Prompt — Can you reproduce, word for word, everything from the row containing "Localize all elements." down to the row containing "y-tick-label: 1.4 bbox=[121, 112, 142, 127]", both of those included, with the pictures left out?

Data to use —
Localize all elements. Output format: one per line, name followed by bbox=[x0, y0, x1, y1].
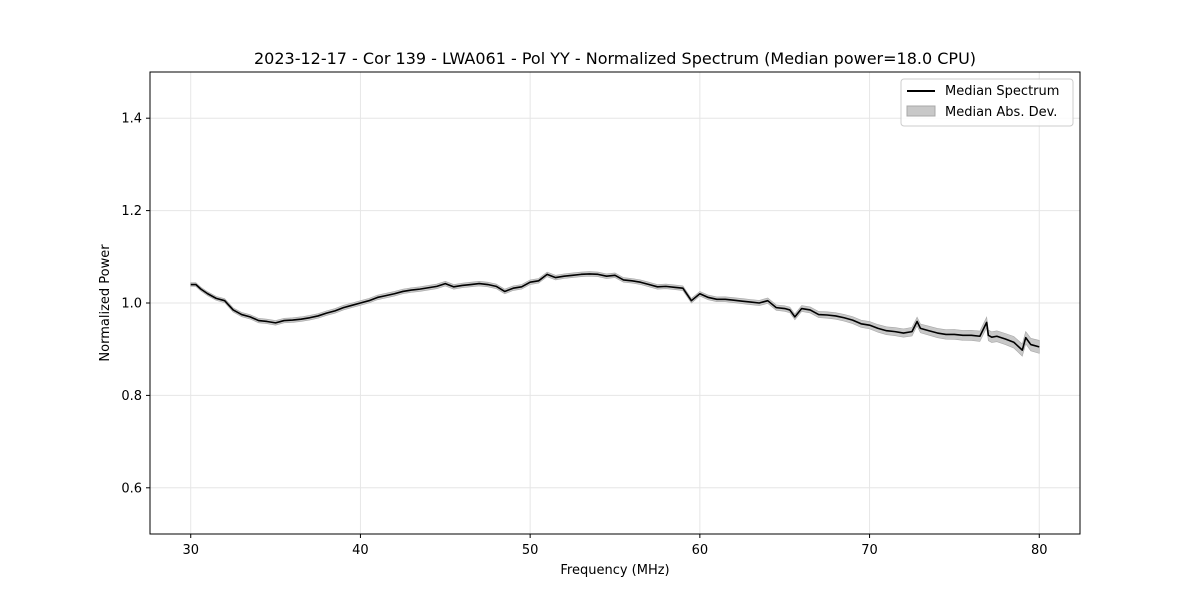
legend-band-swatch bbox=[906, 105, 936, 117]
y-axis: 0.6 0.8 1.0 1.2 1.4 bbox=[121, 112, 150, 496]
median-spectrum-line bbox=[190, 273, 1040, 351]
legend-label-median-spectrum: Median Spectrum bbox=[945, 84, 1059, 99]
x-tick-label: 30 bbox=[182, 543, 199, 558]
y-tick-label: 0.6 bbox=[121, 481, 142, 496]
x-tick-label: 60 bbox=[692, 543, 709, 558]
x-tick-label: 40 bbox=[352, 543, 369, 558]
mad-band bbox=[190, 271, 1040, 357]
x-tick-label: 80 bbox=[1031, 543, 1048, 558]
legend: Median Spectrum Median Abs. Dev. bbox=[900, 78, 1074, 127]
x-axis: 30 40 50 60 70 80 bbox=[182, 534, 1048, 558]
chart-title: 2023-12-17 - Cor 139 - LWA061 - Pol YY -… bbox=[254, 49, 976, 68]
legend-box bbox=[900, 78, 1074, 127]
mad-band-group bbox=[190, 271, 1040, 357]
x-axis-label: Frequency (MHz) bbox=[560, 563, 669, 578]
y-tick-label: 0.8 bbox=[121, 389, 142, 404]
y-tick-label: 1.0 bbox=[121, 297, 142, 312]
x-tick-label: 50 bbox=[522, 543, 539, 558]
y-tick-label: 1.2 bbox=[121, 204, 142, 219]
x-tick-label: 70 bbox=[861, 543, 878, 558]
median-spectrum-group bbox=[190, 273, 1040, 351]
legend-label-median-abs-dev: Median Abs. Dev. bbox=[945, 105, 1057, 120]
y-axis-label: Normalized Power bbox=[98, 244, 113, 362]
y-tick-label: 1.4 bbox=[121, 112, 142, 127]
--
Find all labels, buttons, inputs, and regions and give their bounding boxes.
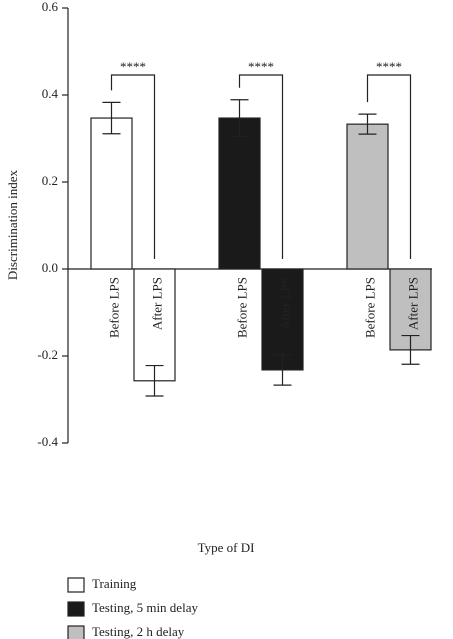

Solution —
Localize all elements. Output format: one per line, name followed by bbox=[x0, y0, x1, y1].
legend-band-swatch bbox=[906, 105, 936, 117]
y-axis: 0.6 0.8 1.0 1.2 1.4 bbox=[121, 112, 150, 496]
median-spectrum-line bbox=[190, 273, 1040, 351]
legend-label-median-spectrum: Median Spectrum bbox=[945, 84, 1059, 99]
x-tick-label: 30 bbox=[182, 543, 199, 558]
y-tick-label: 0.6 bbox=[121, 481, 142, 496]
x-tick-label: 60 bbox=[692, 543, 709, 558]
x-tick-label: 40 bbox=[352, 543, 369, 558]
mad-band bbox=[190, 271, 1040, 357]
x-tick-label: 80 bbox=[1031, 543, 1048, 558]
legend: Median Spectrum Median Abs. Dev. bbox=[900, 78, 1074, 127]
x-axis: 30 40 50 60 70 80 bbox=[182, 534, 1048, 558]
chart-title: 2023-12-17 - Cor 139 - LWA061 - Pol YY -… bbox=[254, 49, 976, 68]
legend-box bbox=[900, 78, 1074, 127]
mad-band-group bbox=[190, 271, 1040, 357]
x-axis-label: Frequency (MHz) bbox=[560, 563, 669, 578]
y-tick-label: 0.8 bbox=[121, 389, 142, 404]
y-tick-label: 1.0 bbox=[121, 297, 142, 312]
x-tick-label: 50 bbox=[522, 543, 539, 558]
y-tick-label: 1.2 bbox=[121, 204, 142, 219]
x-tick-label: 70 bbox=[861, 543, 878, 558]
median-spectrum-group bbox=[190, 273, 1040, 351]
legend-label-median-abs-dev: Median Abs. Dev. bbox=[945, 105, 1057, 120]
y-axis-label: Normalized Power bbox=[98, 244, 113, 362]
y-tick-label: 1.4 bbox=[121, 112, 142, 127]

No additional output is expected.